- Direction:
From the entries below, copy every line where the string "Math" appears.

[Collected data]
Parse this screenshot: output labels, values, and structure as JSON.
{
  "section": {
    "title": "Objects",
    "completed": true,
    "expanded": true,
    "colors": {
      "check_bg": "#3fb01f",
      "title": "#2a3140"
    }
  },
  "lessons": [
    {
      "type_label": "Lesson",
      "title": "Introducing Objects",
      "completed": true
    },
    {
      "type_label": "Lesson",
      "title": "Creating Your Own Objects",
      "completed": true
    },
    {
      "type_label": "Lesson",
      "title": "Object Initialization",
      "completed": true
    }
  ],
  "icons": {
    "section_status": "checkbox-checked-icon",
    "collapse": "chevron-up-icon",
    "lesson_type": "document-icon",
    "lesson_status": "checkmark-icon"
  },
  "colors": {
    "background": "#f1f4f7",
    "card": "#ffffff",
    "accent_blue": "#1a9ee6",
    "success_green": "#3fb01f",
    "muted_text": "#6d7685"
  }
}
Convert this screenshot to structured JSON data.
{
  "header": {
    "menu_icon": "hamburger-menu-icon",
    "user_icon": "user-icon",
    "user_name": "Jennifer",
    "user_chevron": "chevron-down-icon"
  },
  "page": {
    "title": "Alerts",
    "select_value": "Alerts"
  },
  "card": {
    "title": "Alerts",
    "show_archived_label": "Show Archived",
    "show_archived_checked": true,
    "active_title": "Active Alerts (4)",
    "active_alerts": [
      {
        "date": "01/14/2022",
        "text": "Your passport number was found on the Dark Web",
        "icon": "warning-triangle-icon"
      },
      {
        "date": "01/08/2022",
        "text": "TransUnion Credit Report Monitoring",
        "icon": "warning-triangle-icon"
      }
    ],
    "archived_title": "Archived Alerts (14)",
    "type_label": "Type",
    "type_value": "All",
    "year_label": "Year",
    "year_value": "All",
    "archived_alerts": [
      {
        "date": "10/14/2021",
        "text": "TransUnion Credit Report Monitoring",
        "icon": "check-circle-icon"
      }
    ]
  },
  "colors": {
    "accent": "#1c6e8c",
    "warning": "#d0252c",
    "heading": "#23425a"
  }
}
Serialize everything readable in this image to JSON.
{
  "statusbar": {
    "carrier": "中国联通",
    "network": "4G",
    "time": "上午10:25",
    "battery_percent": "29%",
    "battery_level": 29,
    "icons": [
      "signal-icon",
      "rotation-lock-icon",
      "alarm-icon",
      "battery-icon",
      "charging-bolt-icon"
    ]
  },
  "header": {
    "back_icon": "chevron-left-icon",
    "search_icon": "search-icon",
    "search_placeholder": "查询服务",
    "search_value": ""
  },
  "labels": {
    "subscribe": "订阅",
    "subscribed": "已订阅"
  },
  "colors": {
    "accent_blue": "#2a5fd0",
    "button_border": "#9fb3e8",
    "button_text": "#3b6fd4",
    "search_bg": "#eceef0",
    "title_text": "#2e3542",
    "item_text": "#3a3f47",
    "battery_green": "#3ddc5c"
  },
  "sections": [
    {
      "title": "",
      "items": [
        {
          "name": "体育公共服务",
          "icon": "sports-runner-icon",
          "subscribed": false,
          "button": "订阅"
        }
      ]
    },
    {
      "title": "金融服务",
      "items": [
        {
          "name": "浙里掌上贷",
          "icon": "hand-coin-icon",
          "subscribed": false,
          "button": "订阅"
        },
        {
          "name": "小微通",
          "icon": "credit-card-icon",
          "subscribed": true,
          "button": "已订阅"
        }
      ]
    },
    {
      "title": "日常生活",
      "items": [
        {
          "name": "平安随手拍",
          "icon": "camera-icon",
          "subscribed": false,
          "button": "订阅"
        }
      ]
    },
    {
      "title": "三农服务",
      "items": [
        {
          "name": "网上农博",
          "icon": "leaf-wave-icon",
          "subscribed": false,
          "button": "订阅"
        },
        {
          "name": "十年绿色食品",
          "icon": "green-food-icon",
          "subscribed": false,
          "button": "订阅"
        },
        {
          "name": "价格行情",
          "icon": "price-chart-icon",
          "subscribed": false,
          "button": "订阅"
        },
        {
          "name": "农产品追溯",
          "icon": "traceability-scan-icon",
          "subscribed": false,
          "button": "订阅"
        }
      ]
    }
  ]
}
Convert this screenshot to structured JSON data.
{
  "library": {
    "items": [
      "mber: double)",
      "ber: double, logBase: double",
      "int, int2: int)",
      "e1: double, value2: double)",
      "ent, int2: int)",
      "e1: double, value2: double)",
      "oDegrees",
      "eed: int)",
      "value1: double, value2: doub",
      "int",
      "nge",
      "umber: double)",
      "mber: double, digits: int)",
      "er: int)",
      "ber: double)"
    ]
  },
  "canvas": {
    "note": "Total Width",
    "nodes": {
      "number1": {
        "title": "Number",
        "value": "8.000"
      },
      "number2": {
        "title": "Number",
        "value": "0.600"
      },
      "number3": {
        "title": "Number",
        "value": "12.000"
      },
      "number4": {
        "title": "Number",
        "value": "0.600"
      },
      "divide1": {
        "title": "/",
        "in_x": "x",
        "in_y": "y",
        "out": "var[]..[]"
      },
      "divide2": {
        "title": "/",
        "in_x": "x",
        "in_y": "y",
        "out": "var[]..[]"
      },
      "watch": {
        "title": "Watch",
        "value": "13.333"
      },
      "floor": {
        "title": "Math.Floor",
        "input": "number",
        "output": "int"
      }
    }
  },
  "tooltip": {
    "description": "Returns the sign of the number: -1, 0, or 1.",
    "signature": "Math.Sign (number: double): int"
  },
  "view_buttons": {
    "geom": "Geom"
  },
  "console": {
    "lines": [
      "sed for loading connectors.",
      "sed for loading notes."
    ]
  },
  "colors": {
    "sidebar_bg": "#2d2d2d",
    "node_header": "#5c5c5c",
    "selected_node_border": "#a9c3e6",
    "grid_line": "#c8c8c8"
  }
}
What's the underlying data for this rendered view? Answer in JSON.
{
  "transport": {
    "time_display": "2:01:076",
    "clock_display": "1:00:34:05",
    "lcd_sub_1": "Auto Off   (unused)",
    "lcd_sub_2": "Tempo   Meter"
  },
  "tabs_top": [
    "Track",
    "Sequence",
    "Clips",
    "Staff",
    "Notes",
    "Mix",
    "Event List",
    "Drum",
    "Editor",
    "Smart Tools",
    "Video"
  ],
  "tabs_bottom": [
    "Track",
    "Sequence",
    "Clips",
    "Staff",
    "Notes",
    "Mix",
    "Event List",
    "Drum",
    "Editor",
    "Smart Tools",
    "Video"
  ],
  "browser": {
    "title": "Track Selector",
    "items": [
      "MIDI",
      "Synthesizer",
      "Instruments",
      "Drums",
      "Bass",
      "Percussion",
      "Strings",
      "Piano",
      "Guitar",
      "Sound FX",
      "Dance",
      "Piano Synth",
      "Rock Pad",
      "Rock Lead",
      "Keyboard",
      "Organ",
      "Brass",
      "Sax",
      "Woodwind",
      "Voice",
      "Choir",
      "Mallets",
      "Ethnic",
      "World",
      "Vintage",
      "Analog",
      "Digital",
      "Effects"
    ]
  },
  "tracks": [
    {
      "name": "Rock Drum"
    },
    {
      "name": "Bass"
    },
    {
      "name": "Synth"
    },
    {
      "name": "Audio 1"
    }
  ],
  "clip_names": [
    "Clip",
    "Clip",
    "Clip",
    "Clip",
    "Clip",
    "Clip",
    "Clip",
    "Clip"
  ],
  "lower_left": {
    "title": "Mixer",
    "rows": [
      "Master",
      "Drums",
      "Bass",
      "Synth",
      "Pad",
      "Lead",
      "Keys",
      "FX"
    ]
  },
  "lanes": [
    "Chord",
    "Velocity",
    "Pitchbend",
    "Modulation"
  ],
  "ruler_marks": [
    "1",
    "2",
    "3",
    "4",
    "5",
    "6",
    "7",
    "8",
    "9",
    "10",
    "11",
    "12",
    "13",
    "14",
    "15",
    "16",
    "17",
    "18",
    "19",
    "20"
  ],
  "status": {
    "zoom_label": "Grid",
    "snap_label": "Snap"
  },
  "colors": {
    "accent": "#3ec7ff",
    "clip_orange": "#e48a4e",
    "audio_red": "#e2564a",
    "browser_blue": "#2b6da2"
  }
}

- Result below:
        "title": "Math.Floor",
    "signature": "Math.Sign (number: double): int"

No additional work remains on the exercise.